Task goal: From the listing below, return each line that includes "Training".

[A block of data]
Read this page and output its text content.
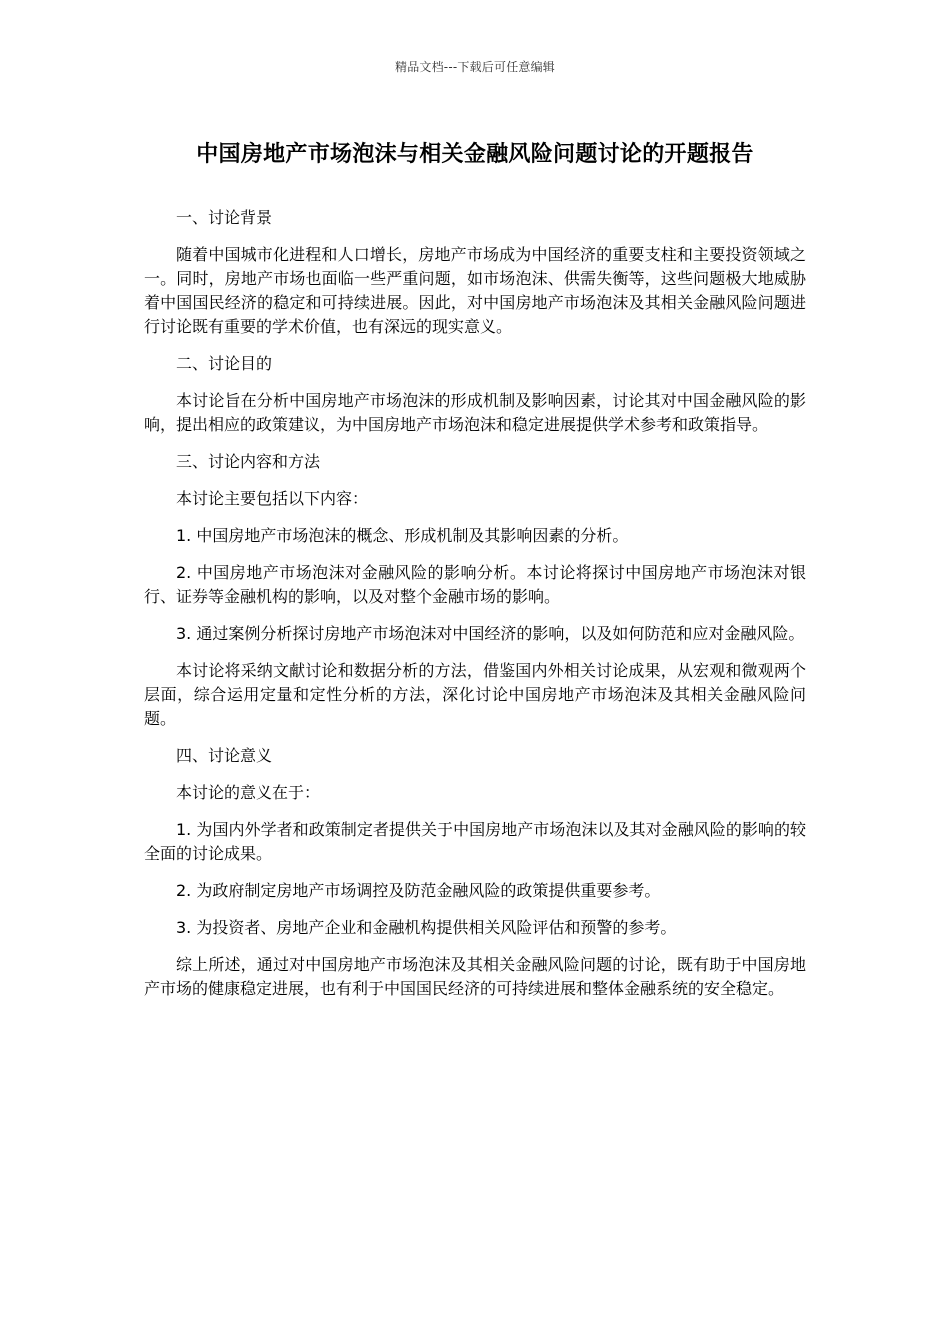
精品文档---下载后可任意编辑
中国房地产市场泡沫与相关金融风险问题讨论的开题报告

一、讨论背景

随着中国城市化进程和人口增长，房地产市场成为中国经济的重要支柱和主要投资领域之一。同时，房地产市场也面临一些严重问题，如市场泡沫、供需失衡等，这些问题极大地威胁着中国国民经济的稳定和可持续进展。因此，对中国房地产市场泡沫及其相关金融风险问题进行讨论既有重要的学术价值，也有深远的现实意义。

二、讨论目的

本讨论旨在分析中国房地产市场泡沫的形成机制及影响因素，讨论其对中国金融风险的影响，提出相应的政策建议，为中国房地产市场泡沫和稳定进展提供学术参考和政策指导。

三、讨论内容和方法

本讨论主要包括以下内容：

1. 中国房地产市场泡沫的概念、形成机制及其影响因素的分析。

2. 中国房地产市场泡沫对金融风险的影响分析。本讨论将探讨中国房地产市场泡沫对银行、证券等金融机构的影响，以及对整个金融市场的影响。

3. 通过案例分析探讨房地产市场泡沫对中国经济的影响，以及如何防范和应对金融风险。

本讨论将采纳文献讨论和数据分析的方法，借鉴国内外相关讨论成果，从宏观和微观两个层面，综合运用定量和定性分析的方法，深化讨论中国房地产市场泡沫及其相关金融风险问题。

四、讨论意义

本讨论的意义在于：

1. 为国内外学者和政策制定者提供关于中国房地产市场泡沫以及其对金融风险的影响的较全面的讨论成果。

2. 为政府制定房地产市场调控及防范金融风险的政策提供重要参考。

3. 为投资者、房地产企业和金融机构提供相关风险评估和预警的参考。

综上所述，通过对中国房地产市场泡沫及其相关金融风险问题的讨论，既有助于中国房地产市场的健康稳定进展，也有利于中国国民经济的可持续进展和整体金融系统的安全稳定。
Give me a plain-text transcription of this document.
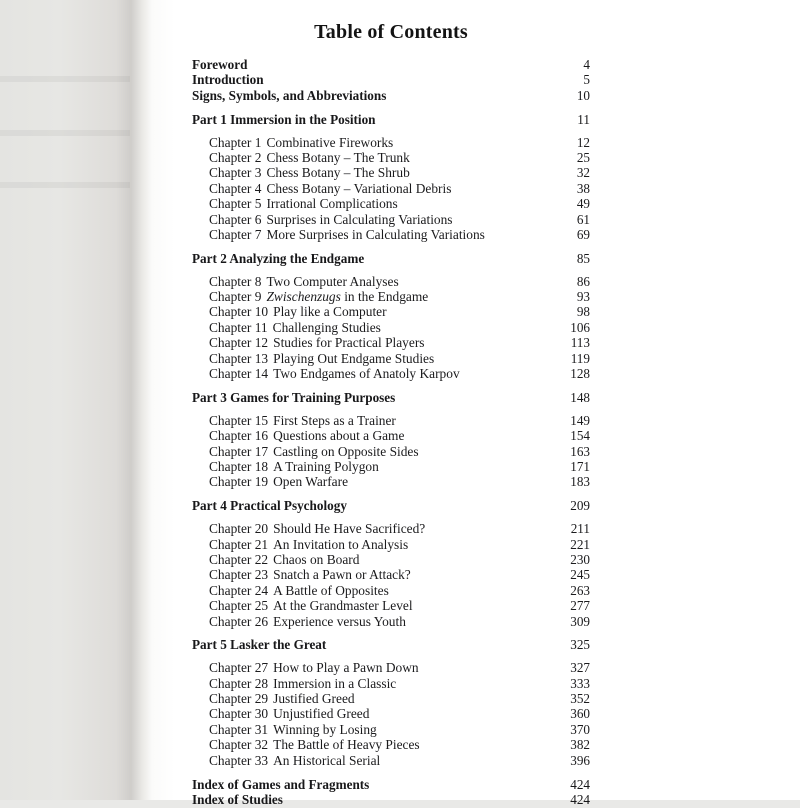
Table of Contents
Foreword	4
Introduction	5
Signs, Symbols, and Abbreviations	10
Part 1 Immersion in the Position	11
Chapter 1 Combinative Fireworks	12
Chapter 2 Chess Botany – The Trunk	25
Chapter 3 Chess Botany – The Shrub	32
Chapter 4 Chess Botany – Variational Debris	38
Chapter 5 Irrational Complications	49
Chapter 6 Surprises in Calculating Variations	61
Chapter 7 More Surprises in Calculating Variations	69
Part 2 Analyzing the Endgame	85
Chapter 8 Two Computer Analyses	86
Chapter 9 Zwischenzugs in the Endgame	93
Chapter 10 Play like a Computer	98
Chapter 11 Challenging Studies	106
Chapter 12 Studies for Practical Players	113
Chapter 13 Playing Out Endgame Studies	119
Chapter 14 Two Endgames of Anatoly Karpov	128
Part 3 Games for Training Purposes	148
Chapter 15 First Steps as a Trainer	149
Chapter 16 Questions about a Game	154
Chapter 17 Castling on Opposite Sides	163
Chapter 18 A Training Polygon	171
Chapter 19 Open Warfare	183
Part 4 Practical Psychology	209
Chapter 20 Should He Have Sacrificed?	211
Chapter 21 An Invitation to Analysis	221
Chapter 22 Chaos on Board	230
Chapter 23 Snatch a Pawn or Attack?	245
Chapter 24 A Battle of Opposites	263
Chapter 25 At the Grandmaster Level	277
Chapter 26 Experience versus Youth	309
Part 5 Lasker the Great	325
Chapter 27 How to Play a Pawn Down	327
Chapter 28 Immersion in a Classic	333
Chapter 29 Justified Greed	352
Chapter 30 Unjustified Greed	360
Chapter 31 Winning by Losing	370
Chapter 32 The Battle of Heavy Pieces	382
Chapter 33 An Historical Serial	396
Index of Games and Fragments	424
Index of Studies	424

Task output:
Part 3 Games for Training Purposes	148
Chapter 18 A Training Polygon	171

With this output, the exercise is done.